### [Aim]
Copy out all the lines in the records that include the word "亚麻打成麻".

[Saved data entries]

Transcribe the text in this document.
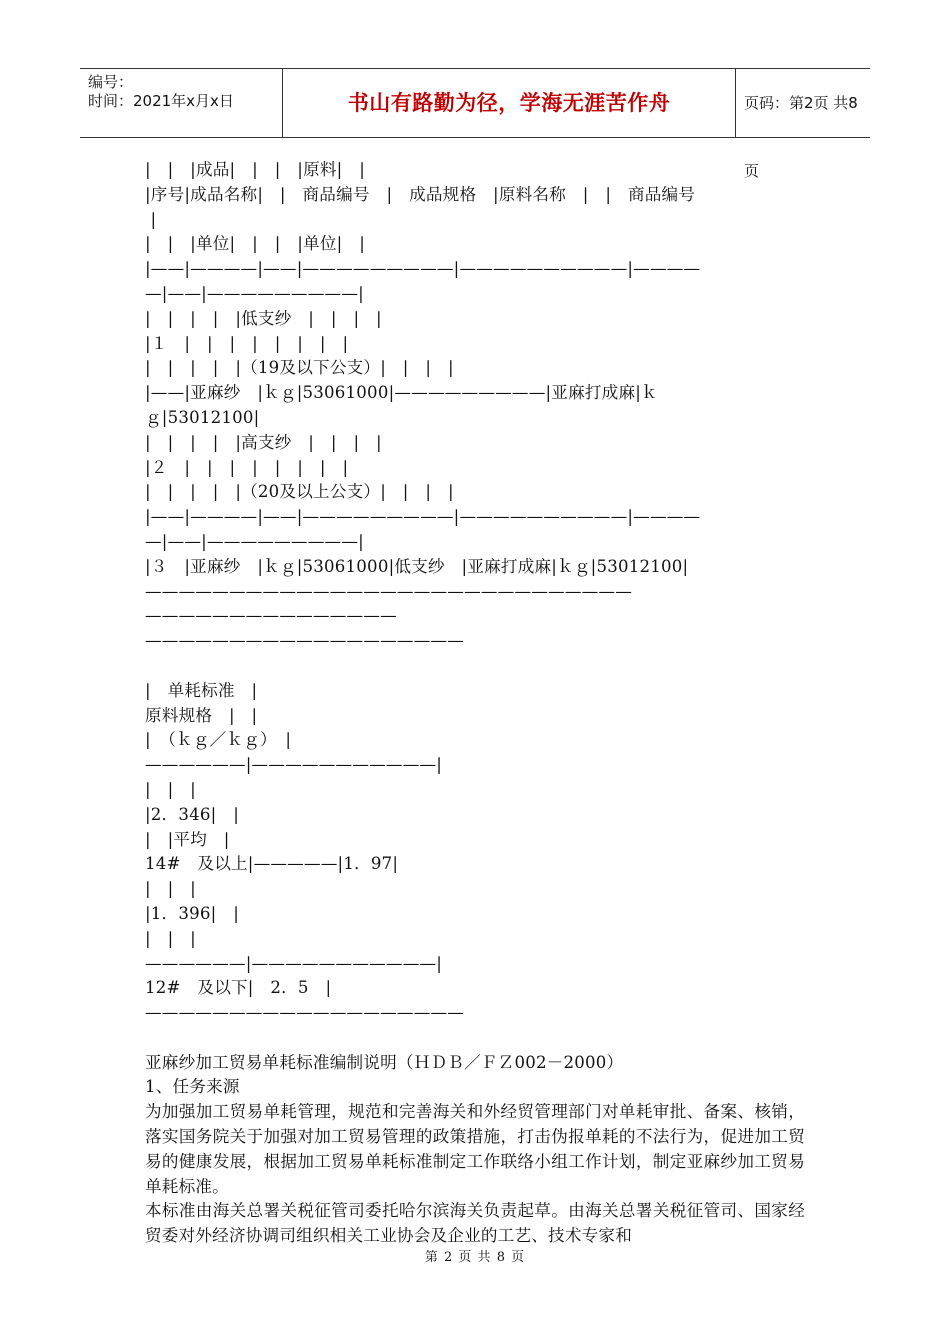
编号：
时间：2021年x月x日	书山有路勤为径，学海无涯苦作舟	页码：第2页 共8页
|　|　|成品|　|　|　|原料|　|
|序号|成品名称|　|　商品编号　|　成品规格　|原料名称　|　|　商品编号
|
|　|　|单位|　|　|　|单位|　|
|——|————|——|—————————|——————————|————
—|——|—————————|
|　|　|　|　|低支纱　|　|　|　|
|１　|　|　|　|　|　|　|　|
|　|　|　|　|（19及以下公支）|　|　|　|
|——|亚麻纱　|ｋｇ|53061000|—————————|亚麻打成麻|ｋ
ｇ|53012100|
|　|　|　|　|高支纱　|　|　|　|
|２　|　|　|　|　|　|　|　|
|　|　|　|　|（20及以上公支）|　|　|　|
|——|————|——|—————————|——————————|————
—|——|—————————|
|３　|亚麻纱　|ｋｇ|53061000|低支纱　|亚麻打成麻|ｋｇ|53012100|
—————————————————————————————
———————————————
———————————————————
|　单耗标准　|
原料规格　|　|
|　（ｋｇ／ｋｇ）　|
——————|———————————|
|　|　|
|2．346|　|
|　|平均　|
14#　及以上|—————|1．97|
|　|　|
|1．396|　|
|　|　|
——————|———————————|
12#　及以下|　2．5　|
———————————————————
亚麻纱加工贸易单耗标准编制说明（ＨＤＢ／ＦＺ002－2000）
1、任务来源
为加强加工贸易单耗管理，规范和完善海关和外经贸管理部门对单耗审批、备案、核销，落实国务院关于加强对加工贸易管理的政策措施，打击伪报单耗的不法行为，促进加工贸易的健康发展，根据加工贸易单耗标准制定工作联络小组工作计划，制定亚麻纱加工贸易单耗标准。
本标准由海关总署关税征管司委托哈尔滨海关负责起草。由海关总署关税征管司、国家经贸委对外经济协调司组织相关工业协会及企业的工艺、技术专家和
第 2 页 共 8 页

### [Solution to this task]
|——|亚麻纱　|ｋｇ|53061000|—————————|亚麻打成麻|ｋ
|３　|亚麻纱　|ｋｇ|53061000|低支纱　|亚麻打成麻|ｋｇ|53012100|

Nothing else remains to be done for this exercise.